WORK TO DO -> In the records below, swap every "BOLETO SANTANDER" for "PIX" and write the lines out again with everything else unchanged.

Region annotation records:
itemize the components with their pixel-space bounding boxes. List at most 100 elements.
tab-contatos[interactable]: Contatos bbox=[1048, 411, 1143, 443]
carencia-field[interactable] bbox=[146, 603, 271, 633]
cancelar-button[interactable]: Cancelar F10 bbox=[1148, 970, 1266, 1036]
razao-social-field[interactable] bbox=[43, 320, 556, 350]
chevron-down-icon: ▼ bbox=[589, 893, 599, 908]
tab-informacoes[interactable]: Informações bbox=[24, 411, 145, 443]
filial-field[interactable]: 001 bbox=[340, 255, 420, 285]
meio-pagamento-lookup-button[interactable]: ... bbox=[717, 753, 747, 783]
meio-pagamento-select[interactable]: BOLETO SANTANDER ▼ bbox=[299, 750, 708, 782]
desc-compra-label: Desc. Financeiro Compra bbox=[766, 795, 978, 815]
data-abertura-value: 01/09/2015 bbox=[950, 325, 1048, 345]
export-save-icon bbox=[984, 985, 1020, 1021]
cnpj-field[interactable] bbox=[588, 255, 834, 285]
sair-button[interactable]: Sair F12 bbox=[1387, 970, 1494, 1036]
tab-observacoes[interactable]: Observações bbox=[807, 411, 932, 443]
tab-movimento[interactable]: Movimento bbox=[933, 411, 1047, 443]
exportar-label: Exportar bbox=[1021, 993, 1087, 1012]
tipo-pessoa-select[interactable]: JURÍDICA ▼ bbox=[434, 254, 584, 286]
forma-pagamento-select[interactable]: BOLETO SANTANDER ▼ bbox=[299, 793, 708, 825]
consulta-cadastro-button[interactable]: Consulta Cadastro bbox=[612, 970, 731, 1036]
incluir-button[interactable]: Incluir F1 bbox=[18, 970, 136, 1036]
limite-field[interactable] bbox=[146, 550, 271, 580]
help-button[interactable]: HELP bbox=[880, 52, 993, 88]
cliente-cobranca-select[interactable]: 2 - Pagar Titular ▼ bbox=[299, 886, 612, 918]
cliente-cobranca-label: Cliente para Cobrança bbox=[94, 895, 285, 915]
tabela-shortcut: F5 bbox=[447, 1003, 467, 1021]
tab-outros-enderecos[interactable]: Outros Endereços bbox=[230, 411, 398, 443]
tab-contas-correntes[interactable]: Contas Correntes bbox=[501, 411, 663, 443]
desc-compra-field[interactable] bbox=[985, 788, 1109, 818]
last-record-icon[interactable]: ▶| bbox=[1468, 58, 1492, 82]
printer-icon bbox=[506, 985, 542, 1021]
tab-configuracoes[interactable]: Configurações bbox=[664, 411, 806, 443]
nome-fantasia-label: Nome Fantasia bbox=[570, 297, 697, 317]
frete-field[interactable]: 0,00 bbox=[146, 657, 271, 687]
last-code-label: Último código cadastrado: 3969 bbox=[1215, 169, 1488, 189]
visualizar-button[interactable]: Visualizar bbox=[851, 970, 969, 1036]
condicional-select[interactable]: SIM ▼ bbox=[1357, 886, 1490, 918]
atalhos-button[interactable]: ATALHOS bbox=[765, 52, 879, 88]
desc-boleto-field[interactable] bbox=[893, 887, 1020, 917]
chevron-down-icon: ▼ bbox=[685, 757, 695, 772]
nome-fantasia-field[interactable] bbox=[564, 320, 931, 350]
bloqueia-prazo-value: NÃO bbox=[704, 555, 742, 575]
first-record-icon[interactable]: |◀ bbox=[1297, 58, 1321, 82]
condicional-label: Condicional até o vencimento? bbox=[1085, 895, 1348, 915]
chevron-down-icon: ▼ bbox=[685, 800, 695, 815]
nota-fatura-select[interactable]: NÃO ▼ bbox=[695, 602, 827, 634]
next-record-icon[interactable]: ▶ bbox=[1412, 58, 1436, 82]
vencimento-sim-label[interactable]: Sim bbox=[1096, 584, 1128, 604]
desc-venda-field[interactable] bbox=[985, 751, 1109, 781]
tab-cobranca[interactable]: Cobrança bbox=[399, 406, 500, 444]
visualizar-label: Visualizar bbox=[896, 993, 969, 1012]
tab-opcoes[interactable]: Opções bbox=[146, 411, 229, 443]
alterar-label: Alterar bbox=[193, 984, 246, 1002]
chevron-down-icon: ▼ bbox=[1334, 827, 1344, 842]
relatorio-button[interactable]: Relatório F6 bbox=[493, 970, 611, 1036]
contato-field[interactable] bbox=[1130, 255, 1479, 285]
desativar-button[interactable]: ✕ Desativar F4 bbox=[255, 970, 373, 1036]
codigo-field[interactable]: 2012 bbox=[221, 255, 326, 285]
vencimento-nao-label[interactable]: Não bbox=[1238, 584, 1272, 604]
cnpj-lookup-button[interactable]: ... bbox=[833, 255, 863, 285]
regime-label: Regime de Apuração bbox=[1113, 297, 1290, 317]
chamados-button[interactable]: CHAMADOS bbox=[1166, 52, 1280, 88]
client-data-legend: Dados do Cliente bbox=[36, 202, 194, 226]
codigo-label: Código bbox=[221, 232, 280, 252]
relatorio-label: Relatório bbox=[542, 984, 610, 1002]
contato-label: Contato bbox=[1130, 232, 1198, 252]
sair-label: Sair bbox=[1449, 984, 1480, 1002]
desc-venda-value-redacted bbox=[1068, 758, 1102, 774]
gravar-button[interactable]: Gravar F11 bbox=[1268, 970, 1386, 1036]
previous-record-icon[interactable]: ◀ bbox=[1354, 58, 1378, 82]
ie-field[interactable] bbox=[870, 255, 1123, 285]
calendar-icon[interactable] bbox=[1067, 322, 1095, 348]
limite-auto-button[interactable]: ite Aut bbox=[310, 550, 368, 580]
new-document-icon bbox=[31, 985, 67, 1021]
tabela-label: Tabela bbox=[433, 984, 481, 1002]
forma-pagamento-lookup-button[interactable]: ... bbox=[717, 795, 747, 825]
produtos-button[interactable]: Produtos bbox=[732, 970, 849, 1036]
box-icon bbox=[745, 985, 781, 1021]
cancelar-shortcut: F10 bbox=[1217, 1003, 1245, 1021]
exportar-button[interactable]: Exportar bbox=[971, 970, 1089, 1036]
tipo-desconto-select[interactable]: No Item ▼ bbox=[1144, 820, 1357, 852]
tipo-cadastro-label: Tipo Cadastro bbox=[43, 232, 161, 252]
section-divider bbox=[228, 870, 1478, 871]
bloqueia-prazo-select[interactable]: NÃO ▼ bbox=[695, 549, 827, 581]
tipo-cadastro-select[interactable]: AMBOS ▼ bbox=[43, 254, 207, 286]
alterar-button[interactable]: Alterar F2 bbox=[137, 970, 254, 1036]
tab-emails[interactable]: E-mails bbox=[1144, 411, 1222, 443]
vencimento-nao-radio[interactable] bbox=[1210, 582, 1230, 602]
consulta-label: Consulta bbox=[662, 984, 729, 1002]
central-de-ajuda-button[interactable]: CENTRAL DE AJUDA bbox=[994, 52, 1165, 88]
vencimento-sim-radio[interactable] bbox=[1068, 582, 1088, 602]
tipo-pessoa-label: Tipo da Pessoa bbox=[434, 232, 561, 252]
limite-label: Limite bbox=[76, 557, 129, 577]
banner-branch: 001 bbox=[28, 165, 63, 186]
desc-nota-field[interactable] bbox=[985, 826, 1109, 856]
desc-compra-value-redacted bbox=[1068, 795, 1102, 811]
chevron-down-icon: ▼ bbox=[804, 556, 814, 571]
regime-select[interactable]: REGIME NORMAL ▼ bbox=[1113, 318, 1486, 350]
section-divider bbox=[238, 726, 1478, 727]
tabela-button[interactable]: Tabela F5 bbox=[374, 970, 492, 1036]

OUTPUT OF THE EXERCISE ->
itemize the components with their pixel-space bounding boxes. List at most 100 elements.
tab-contatos[interactable]: Contatos bbox=[1048, 411, 1143, 443]
carencia-field[interactable] bbox=[146, 603, 271, 633]
cancelar-button[interactable]: Cancelar F10 bbox=[1148, 970, 1266, 1036]
razao-social-field[interactable] bbox=[43, 320, 556, 350]
chevron-down-icon: ▼ bbox=[589, 893, 599, 908]
tab-informacoes[interactable]: Informações bbox=[24, 411, 145, 443]
filial-field[interactable]: 001 bbox=[340, 255, 420, 285]
meio-pagamento-lookup-button[interactable]: ... bbox=[717, 753, 747, 783]
meio-pagamento-select[interactable]: PIX ▼ bbox=[299, 750, 708, 782]
desc-compra-label: Desc. Financeiro Compra bbox=[766, 795, 978, 815]
data-abertura-value: 01/09/2015 bbox=[950, 325, 1048, 345]
export-save-icon bbox=[984, 985, 1020, 1021]
cnpj-field[interactable] bbox=[588, 255, 834, 285]
sair-button[interactable]: Sair F12 bbox=[1387, 970, 1494, 1036]
tab-observacoes[interactable]: Observações bbox=[807, 411, 932, 443]
tab-movimento[interactable]: Movimento bbox=[933, 411, 1047, 443]
exportar-label: Exportar bbox=[1021, 993, 1087, 1012]
tipo-pessoa-select[interactable]: JURÍDICA ▼ bbox=[434, 254, 584, 286]
forma-pagamento-select[interactable]: PIX ▼ bbox=[299, 793, 708, 825]
consulta-cadastro-button[interactable]: Consulta Cadastro bbox=[612, 970, 731, 1036]
incluir-button[interactable]: Incluir F1 bbox=[18, 970, 136, 1036]
limite-field[interactable] bbox=[146, 550, 271, 580]
help-button[interactable]: HELP bbox=[880, 52, 993, 88]
cliente-cobranca-select[interactable]: 2 - Pagar Titular ▼ bbox=[299, 886, 612, 918]
cliente-cobranca-label: Cliente para Cobrança bbox=[94, 895, 285, 915]
tabela-shortcut: F5 bbox=[447, 1003, 467, 1021]
tab-outros-enderecos[interactable]: Outros Endereços bbox=[230, 411, 398, 443]
tab-contas-correntes[interactable]: Contas Correntes bbox=[501, 411, 663, 443]
desc-compra-field[interactable] bbox=[985, 788, 1109, 818]
last-record-icon[interactable]: ▶| bbox=[1468, 58, 1492, 82]
printer-icon bbox=[506, 985, 542, 1021]
tab-configuracoes[interactable]: Configurações bbox=[664, 411, 806, 443]
nome-fantasia-label: Nome Fantasia bbox=[570, 297, 697, 317]
frete-field[interactable]: 0,00 bbox=[146, 657, 271, 687]
last-code-label: Último código cadastrado: 3969 bbox=[1215, 169, 1488, 189]
visualizar-button[interactable]: Visualizar bbox=[851, 970, 969, 1036]
condicional-select[interactable]: SIM ▼ bbox=[1357, 886, 1490, 918]
atalhos-button[interactable]: ATALHOS bbox=[765, 52, 879, 88]
desc-boleto-field[interactable] bbox=[893, 887, 1020, 917]
chevron-down-icon: ▼ bbox=[685, 757, 695, 772]
nome-fantasia-field[interactable] bbox=[564, 320, 931, 350]
bloqueia-prazo-value: NÃO bbox=[704, 555, 742, 575]
first-record-icon[interactable]: |◀ bbox=[1297, 58, 1321, 82]
condicional-label: Condicional até o vencimento? bbox=[1085, 895, 1348, 915]
chevron-down-icon: ▼ bbox=[685, 800, 695, 815]
nota-fatura-select[interactable]: NÃO ▼ bbox=[695, 602, 827, 634]
next-record-icon[interactable]: ▶ bbox=[1412, 58, 1436, 82]
vencimento-sim-label[interactable]: Sim bbox=[1096, 584, 1128, 604]
desc-venda-field[interactable] bbox=[985, 751, 1109, 781]
tab-cobranca[interactable]: Cobrança bbox=[399, 406, 500, 444]
visualizar-label: Visualizar bbox=[896, 993, 969, 1012]
tab-opcoes[interactable]: Opções bbox=[146, 411, 229, 443]
alterar-label: Alterar bbox=[193, 984, 246, 1002]
chevron-down-icon: ▼ bbox=[1334, 827, 1344, 842]
relatorio-button[interactable]: Relatório F6 bbox=[493, 970, 611, 1036]
contato-field[interactable] bbox=[1130, 255, 1479, 285]
desativar-button[interactable]: ✕ Desativar F4 bbox=[255, 970, 373, 1036]
codigo-field[interactable]: 2012 bbox=[221, 255, 326, 285]
vencimento-nao-label[interactable]: Não bbox=[1238, 584, 1272, 604]
cnpj-lookup-button[interactable]: ... bbox=[833, 255, 863, 285]
regime-label: Regime de Apuração bbox=[1113, 297, 1290, 317]
chamados-button[interactable]: CHAMADOS bbox=[1166, 52, 1280, 88]
client-data-legend: Dados do Cliente bbox=[36, 202, 194, 226]
codigo-label: Código bbox=[221, 232, 280, 252]
relatorio-label: Relatório bbox=[542, 984, 610, 1002]
contato-label: Contato bbox=[1130, 232, 1198, 252]
sair-label: Sair bbox=[1449, 984, 1480, 1002]
desc-venda-value-redacted bbox=[1068, 758, 1102, 774]
gravar-button[interactable]: Gravar F11 bbox=[1268, 970, 1386, 1036]
previous-record-icon[interactable]: ◀ bbox=[1354, 58, 1378, 82]
ie-field[interactable] bbox=[870, 255, 1123, 285]
calendar-icon[interactable] bbox=[1067, 322, 1095, 348]
limite-auto-button[interactable]: ite Aut bbox=[310, 550, 368, 580]
new-document-icon bbox=[31, 985, 67, 1021]
tabela-label: Tabela bbox=[433, 984, 481, 1002]
forma-pagamento-lookup-button[interactable]: ... bbox=[717, 795, 747, 825]
produtos-button[interactable]: Produtos bbox=[732, 970, 849, 1036]
box-icon bbox=[745, 985, 781, 1021]
cancelar-shortcut: F10 bbox=[1217, 1003, 1245, 1021]
exportar-button[interactable]: Exportar bbox=[971, 970, 1089, 1036]
tipo-desconto-select[interactable]: No Item ▼ bbox=[1144, 820, 1357, 852]
tipo-cadastro-label: Tipo Cadastro bbox=[43, 232, 161, 252]
section-divider bbox=[228, 870, 1478, 871]
bloqueia-prazo-select[interactable]: NÃO ▼ bbox=[695, 549, 827, 581]
tipo-cadastro-select[interactable]: AMBOS ▼ bbox=[43, 254, 207, 286]
alterar-button[interactable]: Alterar F2 bbox=[137, 970, 254, 1036]
tab-emails[interactable]: E-mails bbox=[1144, 411, 1222, 443]
vencimento-nao-radio[interactable] bbox=[1210, 582, 1230, 602]
consulta-label: Consulta bbox=[662, 984, 729, 1002]
central-de-ajuda-button[interactable]: CENTRAL DE AJUDA bbox=[994, 52, 1165, 88]
vencimento-sim-radio[interactable] bbox=[1068, 582, 1088, 602]
tipo-pessoa-label: Tipo da Pessoa bbox=[434, 232, 561, 252]
limite-label: Limite bbox=[76, 557, 129, 577]
banner-branch: 001 bbox=[28, 165, 63, 186]
desc-nota-field[interactable] bbox=[985, 826, 1109, 856]
desc-compra-value-redacted bbox=[1068, 795, 1102, 811]
chevron-down-icon: ▼ bbox=[804, 556, 814, 571]
regime-select[interactable]: REGIME NORMAL ▼ bbox=[1113, 318, 1486, 350]
section-divider bbox=[238, 726, 1478, 727]
tabela-button[interactable]: Tabela F5 bbox=[374, 970, 492, 1036]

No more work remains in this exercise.